→ REQUIRED WORK
Below is a block of records. Copy every line in it that contains the word "puestos".

→ DATA LISTING
- - - - - - -

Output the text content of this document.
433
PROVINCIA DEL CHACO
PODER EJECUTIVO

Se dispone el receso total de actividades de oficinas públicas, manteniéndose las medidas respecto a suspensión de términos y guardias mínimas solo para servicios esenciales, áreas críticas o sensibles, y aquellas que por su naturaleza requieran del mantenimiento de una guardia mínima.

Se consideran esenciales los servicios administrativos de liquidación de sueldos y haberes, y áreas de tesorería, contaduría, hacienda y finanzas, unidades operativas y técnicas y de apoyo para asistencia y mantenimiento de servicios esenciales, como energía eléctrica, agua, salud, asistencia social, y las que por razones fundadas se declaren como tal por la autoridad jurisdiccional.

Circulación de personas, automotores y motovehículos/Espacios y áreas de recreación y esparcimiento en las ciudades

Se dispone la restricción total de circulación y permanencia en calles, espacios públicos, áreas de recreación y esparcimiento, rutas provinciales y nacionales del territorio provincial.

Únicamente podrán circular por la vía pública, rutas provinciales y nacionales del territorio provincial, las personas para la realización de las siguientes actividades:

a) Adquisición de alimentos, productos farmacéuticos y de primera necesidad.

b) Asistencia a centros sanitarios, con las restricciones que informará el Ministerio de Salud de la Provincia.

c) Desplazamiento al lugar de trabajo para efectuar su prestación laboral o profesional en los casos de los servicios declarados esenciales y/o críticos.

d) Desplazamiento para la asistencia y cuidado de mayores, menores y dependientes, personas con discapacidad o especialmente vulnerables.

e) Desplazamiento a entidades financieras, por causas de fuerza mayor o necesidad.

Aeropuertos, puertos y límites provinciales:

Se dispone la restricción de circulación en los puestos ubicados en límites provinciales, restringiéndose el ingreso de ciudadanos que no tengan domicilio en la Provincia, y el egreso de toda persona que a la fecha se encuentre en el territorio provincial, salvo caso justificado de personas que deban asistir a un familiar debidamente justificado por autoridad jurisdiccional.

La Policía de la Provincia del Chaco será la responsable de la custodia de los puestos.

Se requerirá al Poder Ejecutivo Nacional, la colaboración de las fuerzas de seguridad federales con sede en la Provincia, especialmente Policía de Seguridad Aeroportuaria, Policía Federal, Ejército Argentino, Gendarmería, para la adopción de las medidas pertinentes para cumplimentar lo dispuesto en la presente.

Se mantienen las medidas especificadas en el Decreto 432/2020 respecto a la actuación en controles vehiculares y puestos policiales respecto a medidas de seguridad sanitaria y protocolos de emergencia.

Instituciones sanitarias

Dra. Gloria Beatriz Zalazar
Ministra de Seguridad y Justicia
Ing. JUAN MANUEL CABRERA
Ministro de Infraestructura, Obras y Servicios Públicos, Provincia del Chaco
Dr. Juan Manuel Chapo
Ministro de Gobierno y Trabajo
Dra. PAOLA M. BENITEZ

- - - - - - -

→ SOLUTION
Se dispone la restricción de circulación en los puestos ubicados en límites provinciales, restringiéndose el ingreso de ciudadanos que no tengan domicilio en la Provincia, y el egreso de toda persona que a la fecha se encuentre en el territorio provincial, salvo caso justificado de personas que deban asistir a un familiar debidamente justificado por autoridad jurisdiccional.
La Policía de la Provincia del Chaco será la responsable de la custodia de los puestos.
Se mantienen las medidas especificadas en el Decreto 432/2020 respecto a la actuación en controles vehiculares y puestos policiales respecto a medidas de seguridad sanitaria y protocolos de emergencia.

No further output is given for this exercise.